▶ **WHAT TO WORK ON**:
Each entry below is to be written out exactly, and the pictures are to be left out.

Saved entries:
═══
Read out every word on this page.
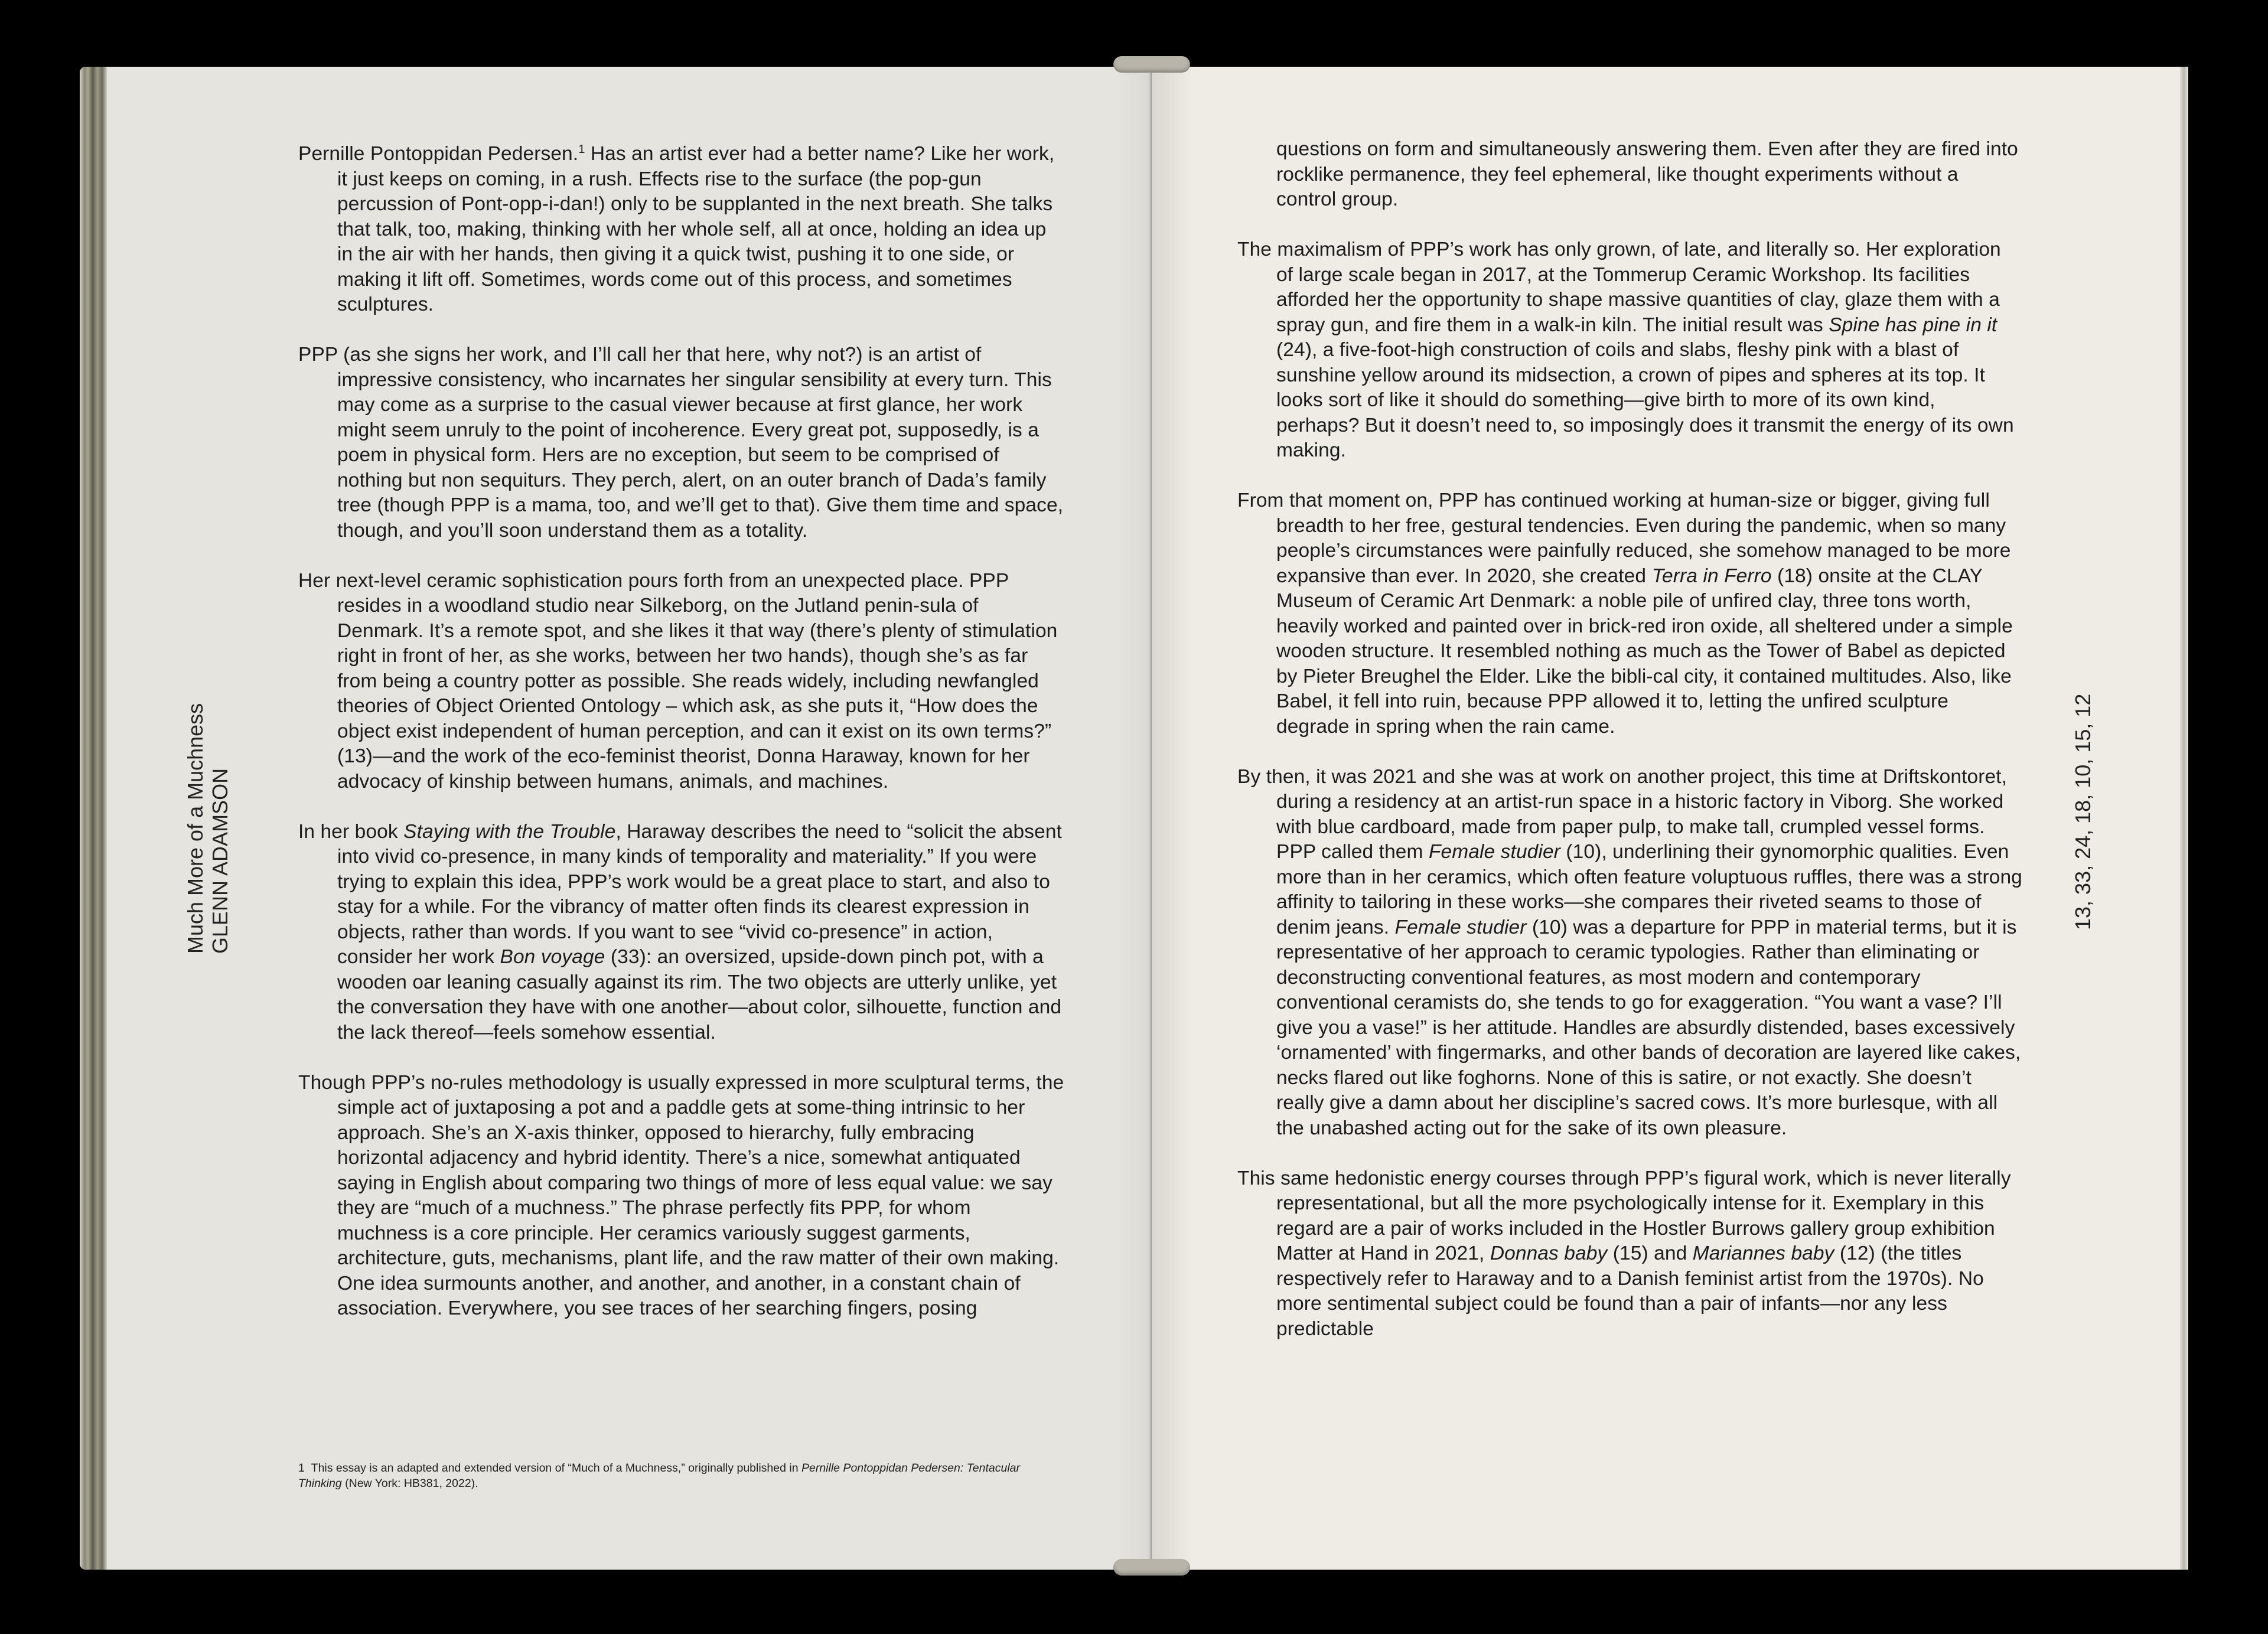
Much More of a Muchness GLENN ADAMSON

Pernille Pontoppidan Pedersen.$^1$ Has an artist ever had a better name? Like her work, it just keeps on coming, in a rush. Effects rise to the surface (the pop-gun percussion of Pont-opp-i-dan!) only to be supplanted in the next breath. She talks that talk, too, making, thinking with her whole self, all at once, holding an idea up in the air with her hands, then giving it a quick twist, pushing it to one side, or making it lift off. Sometimes, words come out of this process, and sometimes sculptures.

PPP (as she signs her work, and I’ll call her that here, why not?) is an artist of impressive consistency, who incarnates her singular sensibility at every turn. This may come as a surprise to the casual viewer because at first glance, her work might seem unruly to the point of incoherence. Every great pot, supposedly, is a poem in physical form. Hers are no exception, but seem to be comprised of nothing but non sequiturs. They perch, alert, on an outer branch of Dada’s family tree (though PPP is a mama, too, and we’ll get to that). Give them time and space, though, and you’ll soon understand them as a totality.

Her next-level ceramic sophistication pours forth from an unexpected place. PPP resides in a woodland studio near Silkeborg, on the Jutland penin-sula of Denmark. It’s a remote spot, and she likes it that way (there’s plenty of stimulation right in front of her, as she works, between her two hands), though she’s as far from being a country potter as possible. She reads widely, including newfangled theories of Object Oriented Ontology – which ask, as she puts it, “How does the object exist independent of human perception, and can it exist on its own terms?” (13)—and the work of the eco-feminist theorist, Donna Haraway, known for her advocacy of kinship between humans, animals, and machines.

In her book Staying with the Trouble, Haraway describes the need to “solicit the absent into vivid co-presence, in many kinds of temporality and materiality.” If you were trying to explain this idea, PPP’s work would be a great place to start, and also to stay for a while. For the vibrancy of matter often finds its clearest expression in objects, rather than words. If you want to see “vivid co-presence” in action, consider her work Bon voyage (33): an oversized, upside-down pinch pot, with a wooden oar leaning casually against its rim. The two objects are utterly unlike, yet the conversation they have with one another—about color, silhouette, function and the lack thereof—feels somehow essential.

Though PPP’s no-rules methodology is usually expressed in more sculptural terms, the simple act of juxtaposing a pot and a paddle gets at some-thing intrinsic to her approach. She’s an X-axis thinker, opposed to hierarchy, fully embracing horizontal adjacency and hybrid identity. There’s a nice, somewhat antiquated saying in English about comparing two things of more of less equal value: we say they are “much of a muchness.” The phrase perfectly fits PPP, for whom muchness is a core principle. Her ceramics variously suggest garments, architecture, guts, mechanisms, plant life, and the raw matter of their own making. One idea surmounts another, and another, and another, in a constant chain of association. Everywhere, you see traces of her searching fingers, posing

1  This essay is an adapted and extended version of “Much of a Muchness,” originally published in Pernille Pontoppidan Pedersen: Tentacular Thinking (New York: HB381, 2022).

questions on form and simultaneously answering them. Even after they are fired into rocklike permanence, they feel ephemeral, like thought experiments without a control group.

The maximalism of PPP’s work has only grown, of late, and literally so. Her exploration of large scale began in 2017, at the Tommerup Ceramic Workshop. Its facilities afforded her the opportunity to shape massive quantities of clay, glaze them with a spray gun, and fire them in a walk-in kiln. The initial result was Spine has pine in it (24), a five-foot-high construction of coils and slabs, fleshy pink with a blast of sunshine yellow around its midsection, a crown of pipes and spheres at its top. It looks sort of like it should do something—give birth to more of its own kind, perhaps? But it doesn’t need to, so imposingly does it transmit the energy of its own making.

From that moment on, PPP has continued working at human-size or bigger, giving full breadth to her free, gestural tendencies. Even during the pandemic, when so many people’s circumstances were painfully reduced, she somehow managed to be more expansive than ever. In 2020, she created Terra in Ferro (18) onsite at the CLAY Museum of Ceramic Art Denmark: a noble pile of unfired clay, three tons worth, heavily worked and painted over in brick-red iron oxide, all sheltered under a simple wooden structure. It resembled nothing as much as the Tower of Babel as depicted by Pieter Breughel the Elder. Like the bibli-cal city, it contained multitudes. Also, like Babel, it fell into ruin, because PPP allowed it to, letting the unfired sculpture degrade in spring when the rain came.

By then, it was 2021 and she was at work on another project, this time at Driftskontoret, during a residency at an artist-run space in a historic factory in Viborg. She worked with blue cardboard, made from paper pulp, to make tall, crumpled vessel forms. PPP called them Female studier (10), underlining their gynomorphic qualities. Even more than in her ceramics, which often feature voluptuous ruffles, there was a strong affinity to tailoring in these works—she compares their riveted seams to those of denim jeans. Female studier (10) was a departure for PPP in material terms, but it is representative of her approach to ceramic typologies. Rather than eliminating or deconstructing conventional features, as most modern and contemporary conventional ceramists do, she tends to go for exaggeration. “You want a vase? I’ll give you a vase!” is her attitude. Handles are absurdly distended, bases excessively ‘ornamented’ with fingermarks, and other bands of decoration are layered like cakes, necks flared out like foghorns. None of this is satire, or not exactly. She doesn’t really give a damn about her discipline’s sacred cows. It’s more burlesque, with all the unabashed acting out for the sake of its own pleasure.

This same hedonistic energy courses through PPP’s figural work, which is never literally representational, but all the more psychologically intense for it. Exemplary in this regard are a pair of works included in the Hostler Burrows gallery group exhibition Matter at Hand in 2021, Donnas baby (15) and Mariannes baby (12) (the titles respectively refer to Haraway and to a Danish feminist artist from the 1970s). No more sentimental subject could be found than a pair of infants—nor any less predictable

13, 33, 24, 18, 10, 15, 12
═══
▶ **EXPECTED ANSWER**:
Read out every word on this page.
Much More of a Muchness GLENN ADAMSON

Pernille Pontoppidan Pedersen.$^1$ Has an artist ever had a better name? Like her work, it just keeps on coming, in a rush. Effects rise to the surface (the pop-gun percussion of Pont-opp-i-dan!) only to be supplanted in the next breath. She talks that talk, too, making, thinking with her whole self, all at once, holding an idea up in the air with her hands, then giving it a quick twist, pushing it to one side, or making it lift off. Sometimes, words come out of this process, and sometimes sculptures.

PPP (as she signs her work, and I’ll call her that here, why not?) is an artist of impressive consistency, who incarnates her singular sensibility at every turn. This may come as a surprise to the casual viewer because at first glance, her work might seem unruly to the point of incoherence. Every great pot, supposedly, is a poem in physical form. Hers are no exception, but seem to be comprised of nothing but non sequiturs. They perch, alert, on an outer branch of Dada’s family tree (though PPP is a mama, too, and we’ll get to that). Give them time and space, though, and you’ll soon understand them as a totality.

Her next-level ceramic sophistication pours forth from an unexpected place. PPP resides in a woodland studio near Silkeborg, on the Jutland penin-sula of Denmark. It’s a remote spot, and she likes it that way (there’s plenty of stimulation right in front of her, as she works, between her two hands), though she’s as far from being a country potter as possible. She reads widely, including newfangled theories of Object Oriented Ontology – which ask, as she puts it, “How does the object exist independent of human perception, and can it exist on its own terms?” (13)—and the work of the eco-feminist theorist, Donna Haraway, known for her advocacy of kinship between humans, animals, and machines.

In her book Staying with the Trouble, Haraway describes the need to “solicit the absent into vivid co-presence, in many kinds of temporality and materiality.” If you were trying to explain this idea, PPP’s work would be a great place to start, and also to stay for a while. For the vibrancy of matter often finds its clearest expression in objects, rather than words. If you want to see “vivid co-presence” in action, consider her work Bon voyage (33): an oversized, upside-down pinch pot, with a wooden oar leaning casually against its rim. The two objects are utterly unlike, yet the conversation they have with one another—about color, silhouette, function and the lack thereof—feels somehow essential.

Though PPP’s no-rules methodology is usually expressed in more sculptural terms, the simple act of juxtaposing a pot and a paddle gets at some-thing intrinsic to her approach. She’s an X-axis thinker, opposed to hierarchy, fully embracing horizontal adjacency and hybrid identity. There’s a nice, somewhat antiquated saying in English about comparing two things of more of less equal value: we say they are “much of a muchness.” The phrase perfectly fits PPP, for whom muchness is a core principle. Her ceramics variously suggest garments, architecture, guts, mechanisms, plant life, and the raw matter of their own making. One idea surmounts another, and another, and another, in a constant chain of association. Everywhere, you see traces of her searching fingers, posing

1  This essay is an adapted and extended version of “Much of a Muchness,” originally published in Pernille Pontoppidan Pedersen: Tentacular Thinking (New York: HB381, 2022).

questions on form and simultaneously answering them. Even after they are fired into rocklike permanence, they feel ephemeral, like thought experiments without a control group.

The maximalism of PPP’s work has only grown, of late, and literally so. Her exploration of large scale began in 2017, at the Tommerup Ceramic Workshop. Its facilities afforded her the opportunity to shape massive quantities of clay, glaze them with a spray gun, and fire them in a walk-in kiln. The initial result was Spine has pine in it (24), a five-foot-high construction of coils and slabs, fleshy pink with a blast of sunshine yellow around its midsection, a crown of pipes and spheres at its top. It looks sort of like it should do something—give birth to more of its own kind, perhaps? But it doesn’t need to, so imposingly does it transmit the energy of its own making.

From that moment on, PPP has continued working at human-size or bigger, giving full breadth to her free, gestural tendencies. Even during the pandemic, when so many people’s circumstances were painfully reduced, she somehow managed to be more expansive than ever. In 2020, she created Terra in Ferro (18) onsite at the CLAY Museum of Ceramic Art Denmark: a noble pile of unfired clay, three tons worth, heavily worked and painted over in brick-red iron oxide, all sheltered under a simple wooden structure. It resembled nothing as much as the Tower of Babel as depicted by Pieter Breughel the Elder. Like the bibli-cal city, it contained multitudes. Also, like Babel, it fell into ruin, because PPP allowed it to, letting the unfired sculpture degrade in spring when the rain came.

By then, it was 2021 and she was at work on another project, this time at Driftskontoret, during a residency at an artist-run space in a historic factory in Viborg. She worked with blue cardboard, made from paper pulp, to make tall, crumpled vessel forms. PPP called them Female studier (10), underlining their gynomorphic qualities. Even more than in her ceramics, which often feature voluptuous ruffles, there was a strong affinity to tailoring in these works—she compares their riveted seams to those of denim jeans. Female studier (10) was a departure for PPP in material terms, but it is representative of her approach to ceramic typologies. Rather than eliminating or deconstructing conventional features, as most modern and contemporary conventional ceramists do, she tends to go for exaggeration. “You want a vase? I’ll give you a vase!” is her attitude. Handles are absurdly distended, bases excessively ‘ornamented’ with fingermarks, and other bands of decoration are layered like cakes, necks flared out like foghorns. None of this is satire, or not exactly. She doesn’t really give a damn about her discipline’s sacred cows. It’s more burlesque, with all the unabashed acting out for the sake of its own pleasure.

This same hedonistic energy courses through PPP’s figural work, which is never literally representational, but all the more psychologically intense for it. Exemplary in this regard are a pair of works included in the Hostler Burrows gallery group exhibition Matter at Hand in 2021, Donnas baby (15) and Mariannes baby (12) (the titles respectively refer to Haraway and to a Danish feminist artist from the 1970s). No more sentimental subject could be found than a pair of infants—nor any less predictable

13, 33, 24, 18, 10, 15, 12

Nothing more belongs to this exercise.